INSTRUCTIONS FOR THE TASK = In your copy, leave out the pictures; write out all the data exactly.

SUPPLIED MATERIAL =
(begin)

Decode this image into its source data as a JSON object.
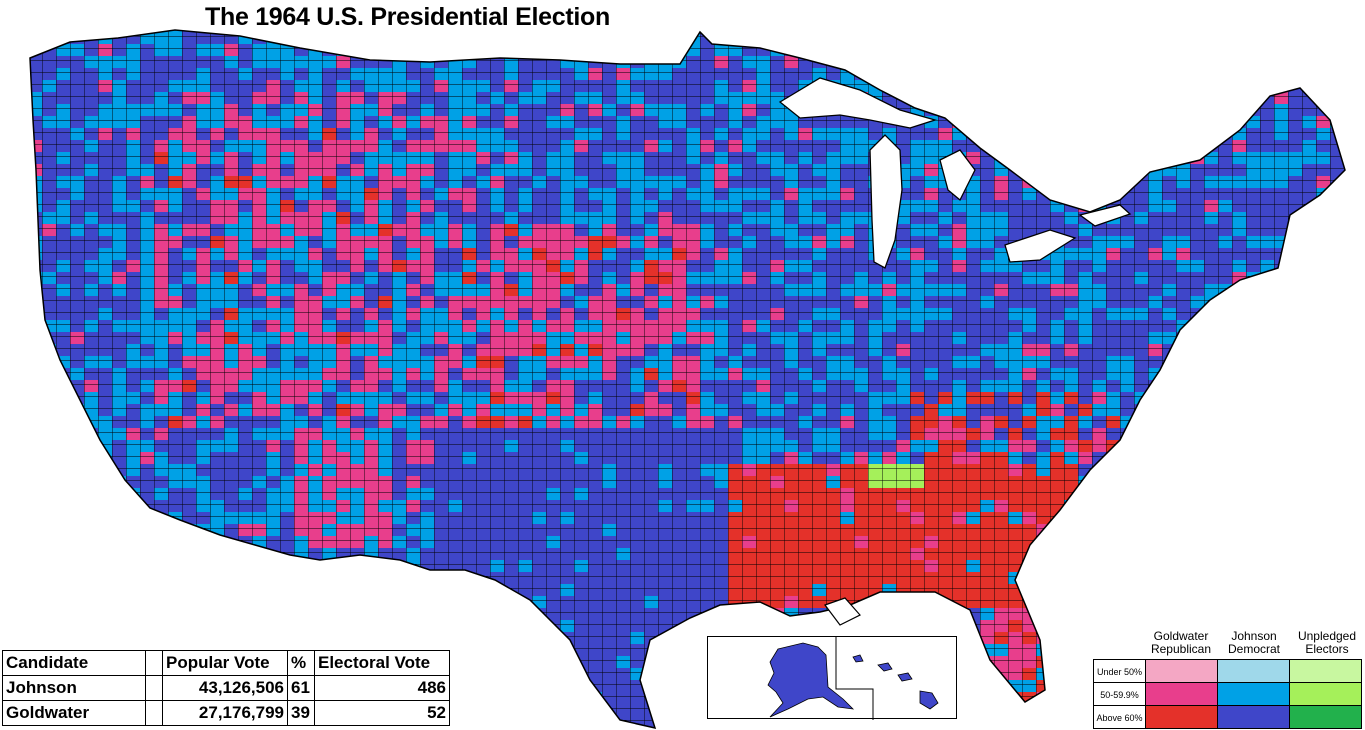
{
  "title": "The 1964 U.S. Presidential Election",
  "results_table": {
    "headers": [
      "Candidate",
      "",
      "Popular Vote",
      "%",
      "Electoral Vote"
    ],
    "rows": [
      {
        "candidate": "Johnson",
        "popular_vote": "43,126,506",
        "percent": "61",
        "electoral_vote": "486"
      },
      {
        "candidate": "Goldwater",
        "popular_vote": "27,176,799",
        "percent": "39",
        "electoral_vote": "52"
      }
    ]
  },
  "legend": {
    "columns": [
      {
        "label_line1": "Goldwater",
        "label_line2": "Republican"
      },
      {
        "label_line1": "Johnson",
        "label_line2": "Democrat"
      },
      {
        "label_line1": "Unpledged",
        "label_line2": "Electors"
      }
    ],
    "rows": [
      {
        "label": "Under 50%",
        "colors": [
          "#f4a7c4",
          "#9fd8ea",
          "#c8f7a0"
        ]
      },
      {
        "label": "50-59.9%",
        "colors": [
          "#e83e8c",
          "#00a1e6",
          "#a5f05a"
        ]
      },
      {
        "label": "Above 60%",
        "colors": [
          "#e4312a",
          "#3f46c9",
          "#22b14c"
        ]
      }
    ]
  },
  "colors": {
    "johnson_above_60": "#3f46c9",
    "johnson_50_60": "#00a1e6",
    "johnson_under_50": "#9fd8ea",
    "goldwater_above_60": "#e4312a",
    "goldwater_50_60": "#e83e8c",
    "goldwater_under_50": "#f4a7c4",
    "unpledged_50_60": "#a5f05a",
    "unpledged_above_60": "#22b14c"
  }
}
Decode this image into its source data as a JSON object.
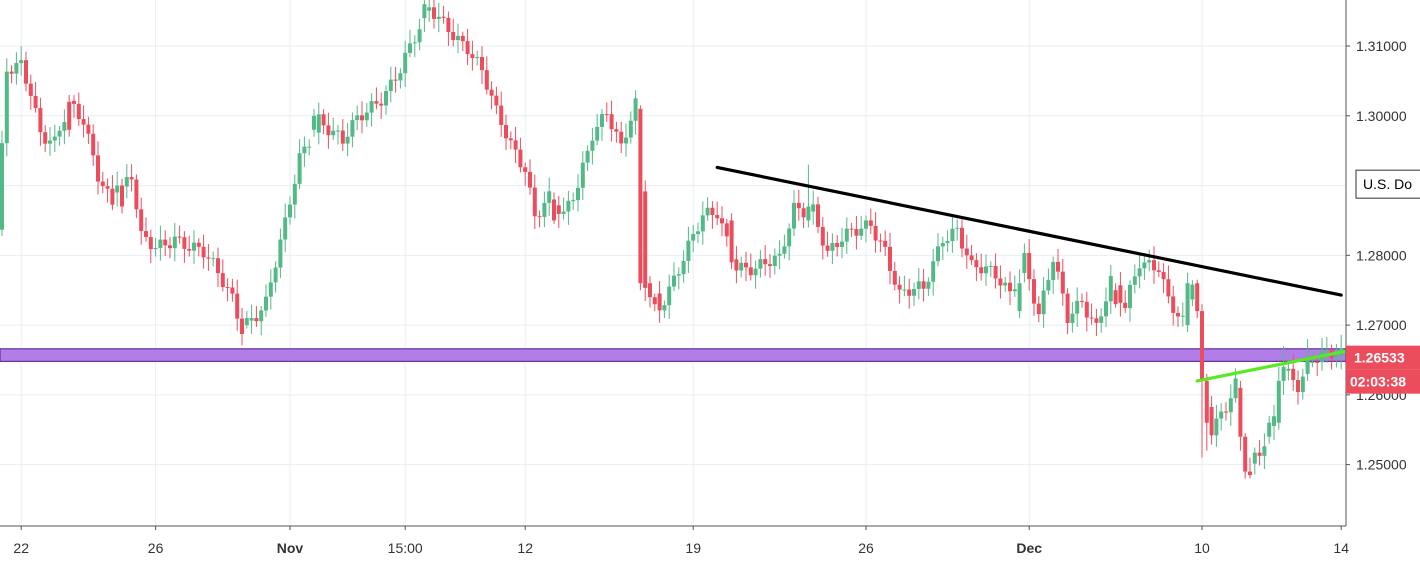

(end)

THE RESPONSE =
Decode this image into its source data as a JSON object.
{
  "title": "The 1964 U.S. Presidential Election",
  "results_table": {
    "headers": [
      "Candidate",
      "",
      "Popular Vote",
      "%",
      "Electoral Vote"
    ],
    "rows": [
      {
        "candidate": "Johnson",
        "popular_vote": "43,126,506",
        "percent": "61",
        "electoral_vote": "486"
      },
      {
        "candidate": "Goldwater",
        "popular_vote": "27,176,799",
        "percent": "39",
        "electoral_vote": "52"
      }
    ]
  },
  "legend": {
    "columns": [
      {
        "label_line1": "Goldwater",
        "label_line2": "Republican"
      },
      {
        "label_line1": "Johnson",
        "label_line2": "Democrat"
      },
      {
        "label_line1": "Unpledged",
        "label_line2": "Electors"
      }
    ],
    "rows": [
      {
        "label": "Under 50%",
        "colors": [
          "#f4a7c4",
          "#9fd8ea",
          "#c8f7a0"
        ]
      },
      {
        "label": "50-59.9%",
        "colors": [
          "#e83e8c",
          "#00a1e6",
          "#a5f05a"
        ]
      },
      {
        "label": "Above 60%",
        "colors": [
          "#e4312a",
          "#3f46c9",
          "#22b14c"
        ]
      }
    ]
  },
  "colors": {
    "johnson_above_60": "#3f46c9",
    "johnson_50_60": "#00a1e6",
    "johnson_under_50": "#9fd8ea",
    "goldwater_above_60": "#e4312a",
    "goldwater_50_60": "#e83e8c",
    "goldwater_under_50": "#f4a7c4",
    "unpledged_50_60": "#a5f05a",
    "unpledged_above_60": "#22b14c"
  }
}
Decode this image into its source data as a JSON object.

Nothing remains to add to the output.